[Data entries]

▬▬▬▬▬▬

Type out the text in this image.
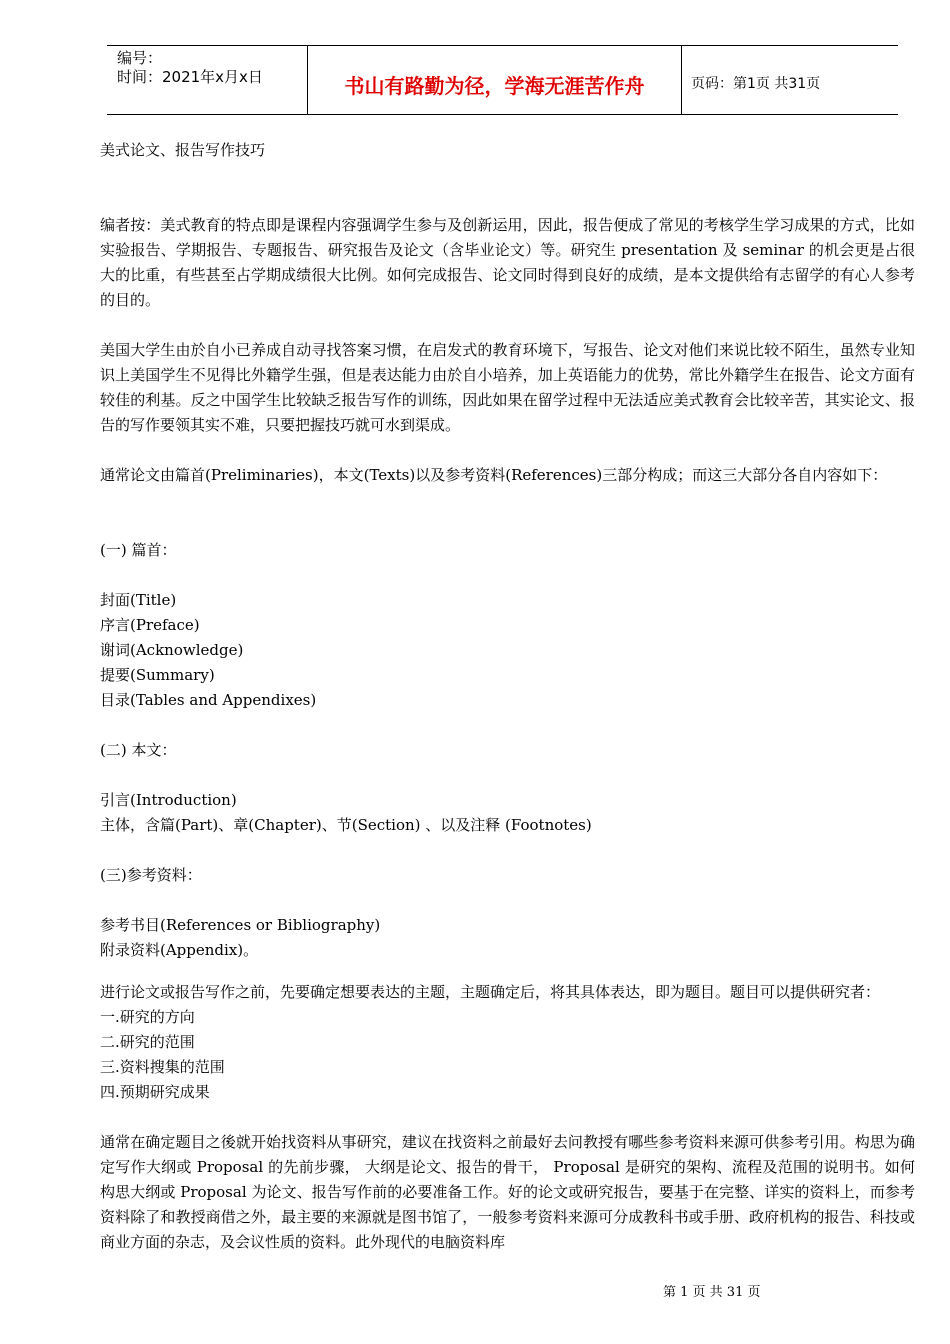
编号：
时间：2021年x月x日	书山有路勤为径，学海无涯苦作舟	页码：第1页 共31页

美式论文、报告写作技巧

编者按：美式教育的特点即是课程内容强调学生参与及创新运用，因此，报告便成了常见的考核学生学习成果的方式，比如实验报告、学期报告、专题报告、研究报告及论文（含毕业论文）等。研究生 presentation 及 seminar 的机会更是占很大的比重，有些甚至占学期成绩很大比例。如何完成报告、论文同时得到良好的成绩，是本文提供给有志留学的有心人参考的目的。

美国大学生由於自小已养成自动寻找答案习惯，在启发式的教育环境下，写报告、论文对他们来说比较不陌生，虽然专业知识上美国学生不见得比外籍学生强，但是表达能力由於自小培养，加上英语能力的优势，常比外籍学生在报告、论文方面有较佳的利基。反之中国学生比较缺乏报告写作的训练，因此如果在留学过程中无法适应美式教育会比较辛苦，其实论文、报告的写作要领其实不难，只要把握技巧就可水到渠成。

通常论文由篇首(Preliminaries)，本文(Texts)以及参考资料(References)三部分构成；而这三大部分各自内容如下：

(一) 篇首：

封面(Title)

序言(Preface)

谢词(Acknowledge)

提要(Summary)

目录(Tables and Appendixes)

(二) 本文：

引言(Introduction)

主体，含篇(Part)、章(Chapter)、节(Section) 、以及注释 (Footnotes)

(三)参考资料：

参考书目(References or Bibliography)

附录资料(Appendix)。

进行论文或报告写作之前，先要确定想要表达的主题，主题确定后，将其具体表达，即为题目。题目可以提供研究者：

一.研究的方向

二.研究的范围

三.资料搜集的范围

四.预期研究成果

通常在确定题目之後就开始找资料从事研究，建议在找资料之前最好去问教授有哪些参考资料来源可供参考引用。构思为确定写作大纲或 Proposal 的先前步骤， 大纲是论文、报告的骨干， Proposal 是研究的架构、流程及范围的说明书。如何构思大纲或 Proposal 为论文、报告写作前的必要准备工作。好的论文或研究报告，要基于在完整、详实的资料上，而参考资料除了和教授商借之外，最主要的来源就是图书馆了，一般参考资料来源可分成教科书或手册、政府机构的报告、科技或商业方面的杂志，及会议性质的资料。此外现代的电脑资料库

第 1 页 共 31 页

▬▬▬▬▬▬

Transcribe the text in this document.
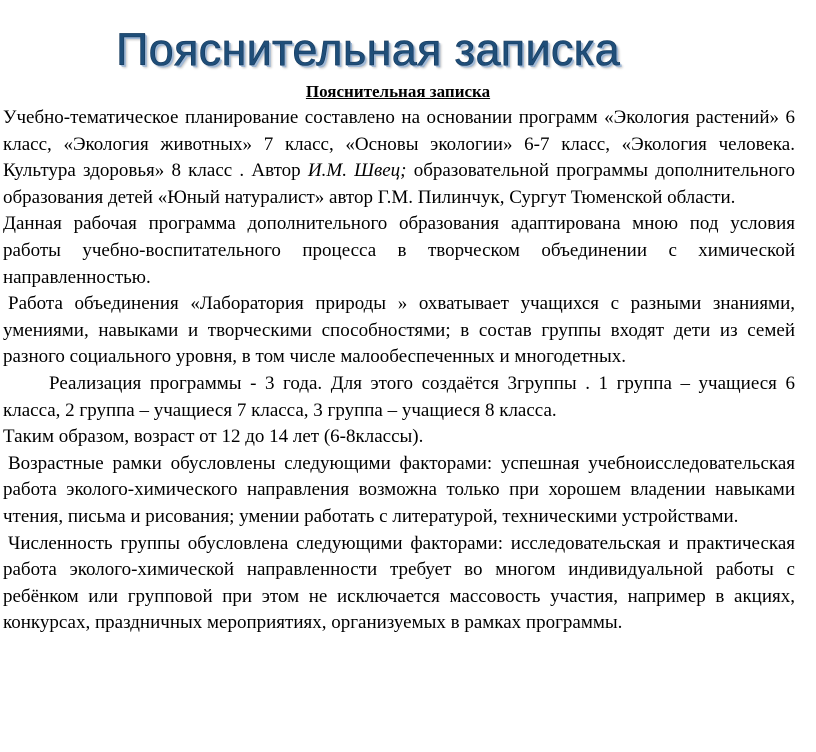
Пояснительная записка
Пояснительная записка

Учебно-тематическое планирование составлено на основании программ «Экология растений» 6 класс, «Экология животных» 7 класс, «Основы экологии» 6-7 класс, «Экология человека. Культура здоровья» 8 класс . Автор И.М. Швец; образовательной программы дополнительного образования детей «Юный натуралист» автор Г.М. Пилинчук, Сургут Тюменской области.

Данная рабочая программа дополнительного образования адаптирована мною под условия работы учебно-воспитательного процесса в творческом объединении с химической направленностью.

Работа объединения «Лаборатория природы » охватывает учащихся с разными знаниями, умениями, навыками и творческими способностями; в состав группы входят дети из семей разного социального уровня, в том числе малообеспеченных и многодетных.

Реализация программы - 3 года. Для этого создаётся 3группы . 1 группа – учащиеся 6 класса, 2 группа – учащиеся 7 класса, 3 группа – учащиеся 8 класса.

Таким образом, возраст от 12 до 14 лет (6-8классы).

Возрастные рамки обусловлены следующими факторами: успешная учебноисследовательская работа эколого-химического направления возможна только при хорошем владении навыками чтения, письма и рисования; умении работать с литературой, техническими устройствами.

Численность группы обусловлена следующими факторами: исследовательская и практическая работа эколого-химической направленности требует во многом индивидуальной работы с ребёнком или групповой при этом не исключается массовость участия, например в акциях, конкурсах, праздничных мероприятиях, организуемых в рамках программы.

▬▬▬▬▬▬

Instructions to follow
In the listing, find every line containing the word "References" and list it.

Result below
通常论文由篇首(Preliminaries)，本文(Texts)以及参考资料(References)三部分构成；而这三大部分各自内容如下：
参考书目(References or Bibliography)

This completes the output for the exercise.